§ Extrait du texte
3-6 Un engagement particulier dans un contexte spécifique

Si le « militantisme » d’Emmanuel Lafont a pu susciter quelques réactions lorsqu’il avait en charge sa paroisse de Tours, l’Afrique du Sud a eu le privilège d’être un pays bien éloigné de la France et du Vatican… En effet, par rapport aux activités au sein de sa paroisse et à ses actions en tant que jociste, Emmanuel m’a dit n’avoir jamais ressenti un regard intéressé de la part de la structure catholique. Son engagement fut donc avant tout celui d’un homme indépendant.

Quant à la position de l’institution catholique sud-africaine concernant l’apartheid, Emmanuel Lafont estime qu’elle n’était pas à proprement parler résistante dans ses structures, mais beaucoup plus par certains de ses représentants, comme Mgr Hurley.

§ Données disponibles
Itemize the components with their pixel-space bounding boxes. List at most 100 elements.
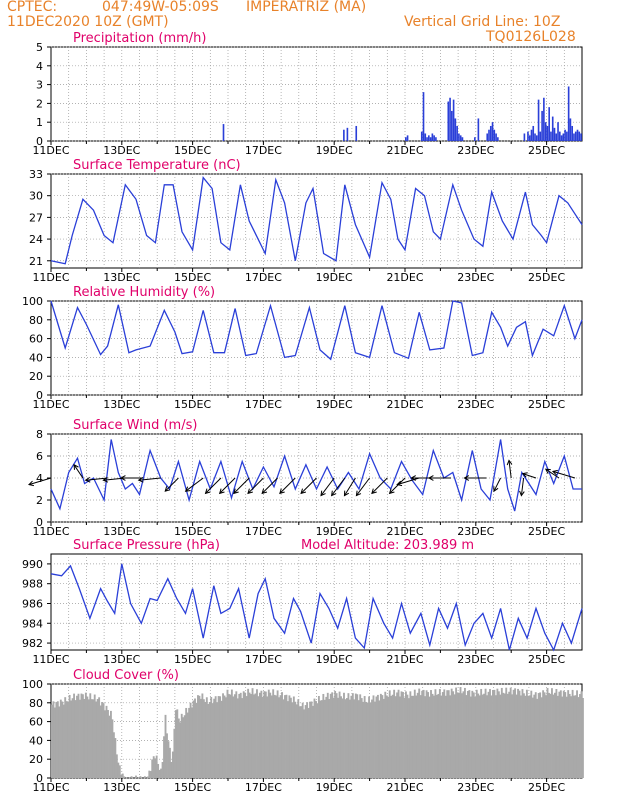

§ Consignes de travail
a: D'après l'extrait, quel représentant de l'institution catholique sud-africaine Emmanuel Lafont cite-t-il en exemple ?
b: Recopiez, s'il vous plaît, le passage de l'extrait qui s'ouvre sur les mots « 3-6 Un engagement » et se termine par les mots « d’un homme indépendant. ».
Le matériel ci-dessus n'est pas nécessaire pour faire l'exercice.

§ Corrigé de l'exercice
a: Mgr Hurley.

b:
3-6 Un engagement particulier dans un contexte spécifique

Si le « militantisme » d’Emmanuel Lafont a pu susciter quelques réactions lorsqu’il avait en charge sa paroisse de Tours, l’Afrique du Sud a eu le privilège d’être un pays bien éloigné de la France et du Vatican… En effet, par rapport aux activités au sein de sa paroisse et à ses actions en tant que jociste, Emmanuel m’a dit n’avoir jamais ressenti un regard intéressé de la part de la structure catholique. Son engagement fut donc avant tout celui d’un homme indépendant.